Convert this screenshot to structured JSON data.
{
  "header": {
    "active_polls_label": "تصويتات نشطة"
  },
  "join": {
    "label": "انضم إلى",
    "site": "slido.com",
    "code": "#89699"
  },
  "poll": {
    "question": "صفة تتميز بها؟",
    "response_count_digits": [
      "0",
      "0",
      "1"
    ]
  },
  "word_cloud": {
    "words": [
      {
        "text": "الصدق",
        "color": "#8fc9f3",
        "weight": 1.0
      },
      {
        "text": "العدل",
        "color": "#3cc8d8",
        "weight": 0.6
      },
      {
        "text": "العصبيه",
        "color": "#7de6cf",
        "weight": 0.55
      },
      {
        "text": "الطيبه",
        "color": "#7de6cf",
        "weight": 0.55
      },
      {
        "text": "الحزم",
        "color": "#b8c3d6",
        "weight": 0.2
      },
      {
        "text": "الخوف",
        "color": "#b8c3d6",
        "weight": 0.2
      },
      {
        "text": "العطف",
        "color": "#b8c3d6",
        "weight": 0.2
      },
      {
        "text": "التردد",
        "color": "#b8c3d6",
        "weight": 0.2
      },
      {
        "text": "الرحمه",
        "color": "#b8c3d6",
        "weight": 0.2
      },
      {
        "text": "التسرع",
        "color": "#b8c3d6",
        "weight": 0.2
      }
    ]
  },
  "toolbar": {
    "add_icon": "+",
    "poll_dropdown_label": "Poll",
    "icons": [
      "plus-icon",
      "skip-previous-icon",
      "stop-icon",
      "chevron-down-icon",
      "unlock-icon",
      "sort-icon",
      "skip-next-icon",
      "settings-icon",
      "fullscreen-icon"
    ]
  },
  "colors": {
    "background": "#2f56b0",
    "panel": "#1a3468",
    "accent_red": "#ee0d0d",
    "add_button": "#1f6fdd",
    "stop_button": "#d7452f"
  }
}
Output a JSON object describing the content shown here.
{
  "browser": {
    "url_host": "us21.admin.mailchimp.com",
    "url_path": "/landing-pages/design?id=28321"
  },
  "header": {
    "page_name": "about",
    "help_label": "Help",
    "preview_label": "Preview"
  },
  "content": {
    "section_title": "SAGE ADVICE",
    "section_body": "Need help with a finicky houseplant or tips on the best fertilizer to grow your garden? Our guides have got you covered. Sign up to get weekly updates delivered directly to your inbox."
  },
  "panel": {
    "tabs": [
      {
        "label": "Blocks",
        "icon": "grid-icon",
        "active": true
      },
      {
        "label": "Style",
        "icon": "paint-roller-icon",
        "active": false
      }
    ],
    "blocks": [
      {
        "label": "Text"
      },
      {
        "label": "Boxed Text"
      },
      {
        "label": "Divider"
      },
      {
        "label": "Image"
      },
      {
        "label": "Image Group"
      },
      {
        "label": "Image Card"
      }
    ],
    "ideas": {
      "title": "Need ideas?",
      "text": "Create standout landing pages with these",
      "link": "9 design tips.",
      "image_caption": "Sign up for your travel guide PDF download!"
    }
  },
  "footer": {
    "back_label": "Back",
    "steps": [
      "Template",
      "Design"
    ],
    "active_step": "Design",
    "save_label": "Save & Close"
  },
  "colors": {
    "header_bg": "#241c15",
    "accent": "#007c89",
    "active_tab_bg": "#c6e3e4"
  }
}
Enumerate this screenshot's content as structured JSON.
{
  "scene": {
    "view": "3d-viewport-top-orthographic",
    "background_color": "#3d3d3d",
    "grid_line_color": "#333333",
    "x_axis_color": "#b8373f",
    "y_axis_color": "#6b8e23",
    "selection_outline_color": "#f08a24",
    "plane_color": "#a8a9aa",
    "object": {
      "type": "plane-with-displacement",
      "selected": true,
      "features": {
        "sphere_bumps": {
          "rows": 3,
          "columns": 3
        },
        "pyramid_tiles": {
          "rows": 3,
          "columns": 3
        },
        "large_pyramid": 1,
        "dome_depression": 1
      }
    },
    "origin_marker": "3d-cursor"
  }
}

◆ ◆ ◆ ◆ ◆

:: TASK DESCRIPTION ::
Scan the data above and copy every line with "this" in it.

:: PROBLEM SOLUTION ::
Convert this screenshot to structured JSON data.
Enumerate this screenshot's content as structured JSON.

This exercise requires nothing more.